**YOUR GOAL:** Reproduce all of the data that follows, character for character.

________________________________________

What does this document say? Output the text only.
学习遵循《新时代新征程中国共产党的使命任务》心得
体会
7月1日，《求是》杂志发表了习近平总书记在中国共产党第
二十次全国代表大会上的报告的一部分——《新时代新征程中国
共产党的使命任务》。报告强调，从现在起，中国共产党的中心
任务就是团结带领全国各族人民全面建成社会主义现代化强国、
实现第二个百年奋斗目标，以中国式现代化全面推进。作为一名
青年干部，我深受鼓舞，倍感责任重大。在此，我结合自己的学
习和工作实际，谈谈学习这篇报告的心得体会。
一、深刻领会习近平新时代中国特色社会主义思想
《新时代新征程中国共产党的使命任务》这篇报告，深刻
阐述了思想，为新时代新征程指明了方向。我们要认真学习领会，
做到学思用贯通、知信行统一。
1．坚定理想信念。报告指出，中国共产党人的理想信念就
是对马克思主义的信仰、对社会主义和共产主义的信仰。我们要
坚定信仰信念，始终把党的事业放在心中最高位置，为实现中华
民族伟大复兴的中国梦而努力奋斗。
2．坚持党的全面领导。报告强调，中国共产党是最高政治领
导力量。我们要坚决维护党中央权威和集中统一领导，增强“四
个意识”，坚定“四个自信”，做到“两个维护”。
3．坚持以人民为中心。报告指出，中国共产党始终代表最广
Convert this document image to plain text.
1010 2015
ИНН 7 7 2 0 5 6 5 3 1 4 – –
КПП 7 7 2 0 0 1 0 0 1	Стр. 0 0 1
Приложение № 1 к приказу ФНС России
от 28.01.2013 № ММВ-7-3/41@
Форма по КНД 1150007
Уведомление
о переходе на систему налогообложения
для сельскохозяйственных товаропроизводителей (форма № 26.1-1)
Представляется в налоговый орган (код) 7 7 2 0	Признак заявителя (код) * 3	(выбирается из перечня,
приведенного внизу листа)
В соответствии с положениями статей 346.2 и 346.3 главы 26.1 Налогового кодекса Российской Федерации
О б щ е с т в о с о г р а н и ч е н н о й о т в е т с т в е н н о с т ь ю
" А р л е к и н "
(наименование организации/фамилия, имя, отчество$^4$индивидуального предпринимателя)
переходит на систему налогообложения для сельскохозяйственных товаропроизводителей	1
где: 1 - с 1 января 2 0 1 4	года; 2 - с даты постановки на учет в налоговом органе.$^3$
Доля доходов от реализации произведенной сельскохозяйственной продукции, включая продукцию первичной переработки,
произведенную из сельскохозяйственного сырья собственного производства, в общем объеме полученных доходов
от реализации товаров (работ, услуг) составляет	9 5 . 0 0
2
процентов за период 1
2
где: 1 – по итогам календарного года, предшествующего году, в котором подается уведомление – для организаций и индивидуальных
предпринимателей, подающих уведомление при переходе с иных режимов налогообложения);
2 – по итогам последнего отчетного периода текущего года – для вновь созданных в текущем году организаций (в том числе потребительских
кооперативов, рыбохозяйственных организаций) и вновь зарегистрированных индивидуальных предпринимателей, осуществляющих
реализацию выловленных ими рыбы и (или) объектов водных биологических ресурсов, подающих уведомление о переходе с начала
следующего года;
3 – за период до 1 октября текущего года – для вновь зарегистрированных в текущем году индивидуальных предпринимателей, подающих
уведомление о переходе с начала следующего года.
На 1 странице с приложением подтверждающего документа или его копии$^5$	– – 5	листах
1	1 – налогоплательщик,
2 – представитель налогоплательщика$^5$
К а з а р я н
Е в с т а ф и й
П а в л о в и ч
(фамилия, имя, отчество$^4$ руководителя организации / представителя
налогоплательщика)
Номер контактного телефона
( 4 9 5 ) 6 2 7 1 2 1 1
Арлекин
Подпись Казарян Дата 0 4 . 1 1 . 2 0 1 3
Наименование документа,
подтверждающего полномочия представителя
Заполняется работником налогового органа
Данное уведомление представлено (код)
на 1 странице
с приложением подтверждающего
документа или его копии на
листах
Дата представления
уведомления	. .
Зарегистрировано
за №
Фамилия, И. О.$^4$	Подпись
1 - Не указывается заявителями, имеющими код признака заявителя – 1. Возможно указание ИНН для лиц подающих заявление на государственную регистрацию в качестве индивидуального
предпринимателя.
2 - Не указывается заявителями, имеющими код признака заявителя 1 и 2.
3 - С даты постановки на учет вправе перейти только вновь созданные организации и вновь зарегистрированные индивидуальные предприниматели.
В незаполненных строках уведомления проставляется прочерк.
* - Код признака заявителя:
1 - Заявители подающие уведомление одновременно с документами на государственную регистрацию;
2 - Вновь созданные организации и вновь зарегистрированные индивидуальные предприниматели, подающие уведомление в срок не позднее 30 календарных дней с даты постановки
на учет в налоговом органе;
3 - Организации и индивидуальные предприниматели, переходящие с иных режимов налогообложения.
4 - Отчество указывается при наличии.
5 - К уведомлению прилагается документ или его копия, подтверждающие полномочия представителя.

________________________________________

**RESPONSE TO THIS EXERCISE:**
What does this document say? Output the text only.
学习遵循《新时代新征程中国共产党的使命任务》心得
体会
7月1日，《求是》杂志发表了习近平总书记在中国共产党第
二十次全国代表大会上的报告的一部分——《新时代新征程中国
共产党的使命任务》。报告强调，从现在起，中国共产党的中心
任务就是团结带领全国各族人民全面建成社会主义现代化强国、
实现第二个百年奋斗目标，以中国式现代化全面推进。作为一名
青年干部，我深受鼓舞，倍感责任重大。在此，我结合自己的学
习和工作实际，谈谈学习这篇报告的心得体会。
一、深刻领会习近平新时代中国特色社会主义思想
《新时代新征程中国共产党的使命任务》这篇报告，深刻
阐述了思想，为新时代新征程指明了方向。我们要认真学习领会，
做到学思用贯通、知信行统一。
1．坚定理想信念。报告指出，中国共产党人的理想信念就
是对马克思主义的信仰、对社会主义和共产主义的信仰。我们要
坚定信仰信念，始终把党的事业放在心中最高位置，为实现中华
民族伟大复兴的中国梦而努力奋斗。
2．坚持党的全面领导。报告强调，中国共产党是最高政治领
导力量。我们要坚决维护党中央权威和集中统一领导，增强“四
个意识”，坚定“四个自信”，做到“两个维护”。
3．坚持以人民为中心。报告指出，中国共产党始终代表最广
Convert this document image to plain text.
1010 2015
ИНН 7 7 2 0 5 6 5 3 1 4 – –
КПП 7 7 2 0 0 1 0 0 1	Стр. 0 0 1
Приложение № 1 к приказу ФНС России
от 28.01.2013 № ММВ-7-3/41@
Форма по КНД 1150007
Уведомление
о переходе на систему налогообложения
для сельскохозяйственных товаропроизводителей (форма № 26.1-1)
Представляется в налоговый орган (код) 7 7 2 0	Признак заявителя (код) * 3	(выбирается из перечня,
приведенного внизу листа)
В соответствии с положениями статей 346.2 и 346.3 главы 26.1 Налогового кодекса Российской Федерации
О б щ е с т в о с о г р а н и ч е н н о й о т в е т с т в е н н о с т ь ю
" А р л е к и н "
(наименование организации/фамилия, имя, отчество$^4$индивидуального предпринимателя)
переходит на систему налогообложения для сельскохозяйственных товаропроизводителей	1
где: 1 - с 1 января 2 0 1 4	года; 2 - с даты постановки на учет в налоговом органе.$^3$
Доля доходов от реализации произведенной сельскохозяйственной продукции, включая продукцию первичной переработки,
произведенную из сельскохозяйственного сырья собственного производства, в общем объеме полученных доходов
от реализации товаров (работ, услуг) составляет	9 5 . 0 0
2
процентов за период 1
2
где: 1 – по итогам календарного года, предшествующего году, в котором подается уведомление – для организаций и индивидуальных
предпринимателей, подающих уведомление при переходе с иных режимов налогообложения);
2 – по итогам последнего отчетного периода текущего года – для вновь созданных в текущем году организаций (в том числе потребительских
кооперативов, рыбохозяйственных организаций) и вновь зарегистрированных индивидуальных предпринимателей, осуществляющих
реализацию выловленных ими рыбы и (или) объектов водных биологических ресурсов, подающих уведомление о переходе с начала
следующего года;
3 – за период до 1 октября текущего года – для вновь зарегистрированных в текущем году индивидуальных предпринимателей, подающих
уведомление о переходе с начала следующего года.
На 1 странице с приложением подтверждающего документа или его копии$^5$	– – 5	листах
1	1 – налогоплательщик,
2 – представитель налогоплательщика$^5$
К а з а р я н
Е в с т а ф и й
П а в л о в и ч
(фамилия, имя, отчество$^4$ руководителя организации / представителя
налогоплательщика)
Номер контактного телефона
( 4 9 5 ) 6 2 7 1 2 1 1
Арлекин
Подпись Казарян Дата 0 4 . 1 1 . 2 0 1 3
Наименование документа,
подтверждающего полномочия представителя
Заполняется работником налогового органа
Данное уведомление представлено (код)
на 1 странице
с приложением подтверждающего
документа или его копии на
листах
Дата представления
уведомления	. .
Зарегистрировано
за №
Фамилия, И. О.$^4$	Подпись
1 - Не указывается заявителями, имеющими код признака заявителя – 1. Возможно указание ИНН для лиц подающих заявление на государственную регистрацию в качестве индивидуального
предпринимателя.
2 - Не указывается заявителями, имеющими код признака заявителя 1 и 2.
3 - С даты постановки на учет вправе перейти только вновь созданные организации и вновь зарегистрированные индивидуальные предприниматели.
В незаполненных строках уведомления проставляется прочерк.
* - Код признака заявителя:
1 - Заявители подающие уведомление одновременно с документами на государственную регистрацию;
2 - Вновь созданные организации и вновь зарегистрированные индивидуальные предприниматели, подающие уведомление в срок не позднее 30 календарных дней с даты постановки
на учет в налоговом органе;
3 - Организации и индивидуальные предприниматели, переходящие с иных режимов налогообложения.
4 - Отчество указывается при наличии.
5 - К уведомлению прилагается документ или его копия, подтверждающие полномочия представителя.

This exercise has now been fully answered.